-------- WORKING DATA --------
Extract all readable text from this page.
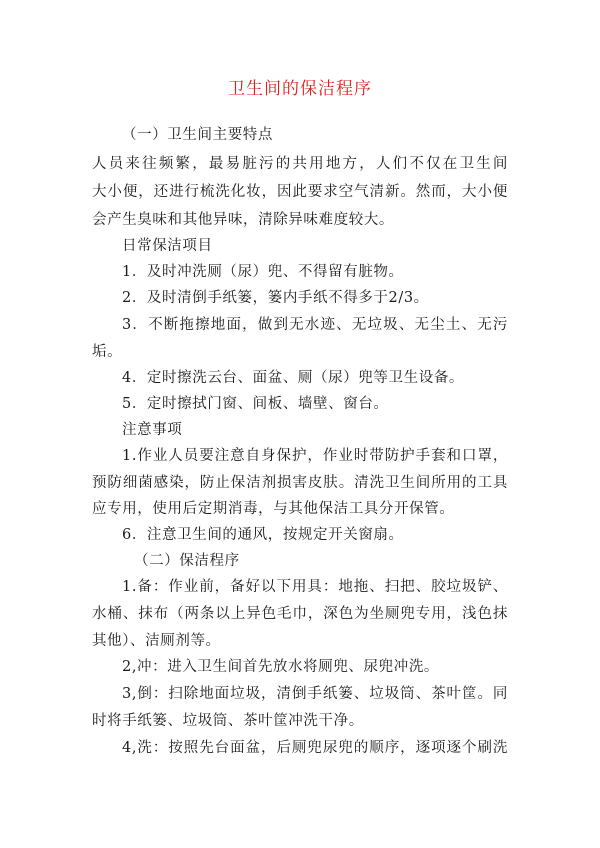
卫生间的保洁程序
（一）卫生间主要特点
人员来往频繁，最易脏污的共用地方，人们不仅在卫生间
大小便，还进行梳洗化妆，因此要求空气清新。然而，大小便
会产生臭味和其他异味，清除异味难度较大。
日常保洁项目
1．及时冲洗厕（尿）兜、不得留有脏物。
2．及时清倒手纸篓，篓内手纸不得多于2/3。
3．不断拖擦地面，做到无水迹、无垃圾、无尘土、无污
垢。
4．定时擦洗云台、面盆、厕（尿）兜等卫生设备。
5．定时擦拭门窗、间板、墙壁、窗台。
注意事项
1.作业人员要注意自身保护，作业时带防护手套和口罩，
预防细菌感染，防止保洁剂损害皮肤。清洗卫生间所用的工具
应专用，使用后定期消毒，与其他保洁工具分开保管。
6．注意卫生间的通风，按规定开关窗扇。
（二）保洁程序
1.备：作业前，备好以下用具：地拖、扫把、胶垃圾铲、
水桶、抹布（两条以上异色毛巾，深色为坐厕兜专用，浅色抹
其他）、洁厕剂等。
2,冲：进入卫生间首先放水将厕兜、尿兜冲洗。
3,倒：扫除地面垃圾，清倒手纸篓、垃圾筒、茶叶筐。同
时将手纸篓、垃圾筒、茶叶筐冲洗干净。
4,洗：按照先台面盆，后厕兜尿兜的顺序，逐项逐个刷洗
--------
## EXERCISE INSTRUCTIONS:
Restate each of the entries above word for word and skip every image.

## WRITTEN SOLUTION:
Extract all readable text from this page.
卫生间的保洁程序
（一）卫生间主要特点
人员来往频繁，最易脏污的共用地方，人们不仅在卫生间
大小便，还进行梳洗化妆，因此要求空气清新。然而，大小便
会产生臭味和其他异味，清除异味难度较大。
日常保洁项目
1．及时冲洗厕（尿）兜、不得留有脏物。
2．及时清倒手纸篓，篓内手纸不得多于2/3。
3．不断拖擦地面，做到无水迹、无垃圾、无尘土、无污
垢。
4．定时擦洗云台、面盆、厕（尿）兜等卫生设备。
5．定时擦拭门窗、间板、墙壁、窗台。
注意事项
1.作业人员要注意自身保护，作业时带防护手套和口罩，
预防细菌感染，防止保洁剂损害皮肤。清洗卫生间所用的工具
应专用，使用后定期消毒，与其他保洁工具分开保管。
6．注意卫生间的通风，按规定开关窗扇。
（二）保洁程序
1.备：作业前，备好以下用具：地拖、扫把、胶垃圾铲、
水桶、抹布（两条以上异色毛巾，深色为坐厕兜专用，浅色抹
其他）、洁厕剂等。
2,冲：进入卫生间首先放水将厕兜、尿兜冲洗。
3,倒：扫除地面垃圾，清倒手纸篓、垃圾筒、茶叶筐。同
时将手纸篓、垃圾筒、茶叶筐冲洗干净。
4,洗：按照先台面盆，后厕兜尿兜的顺序，逐项逐个刷洗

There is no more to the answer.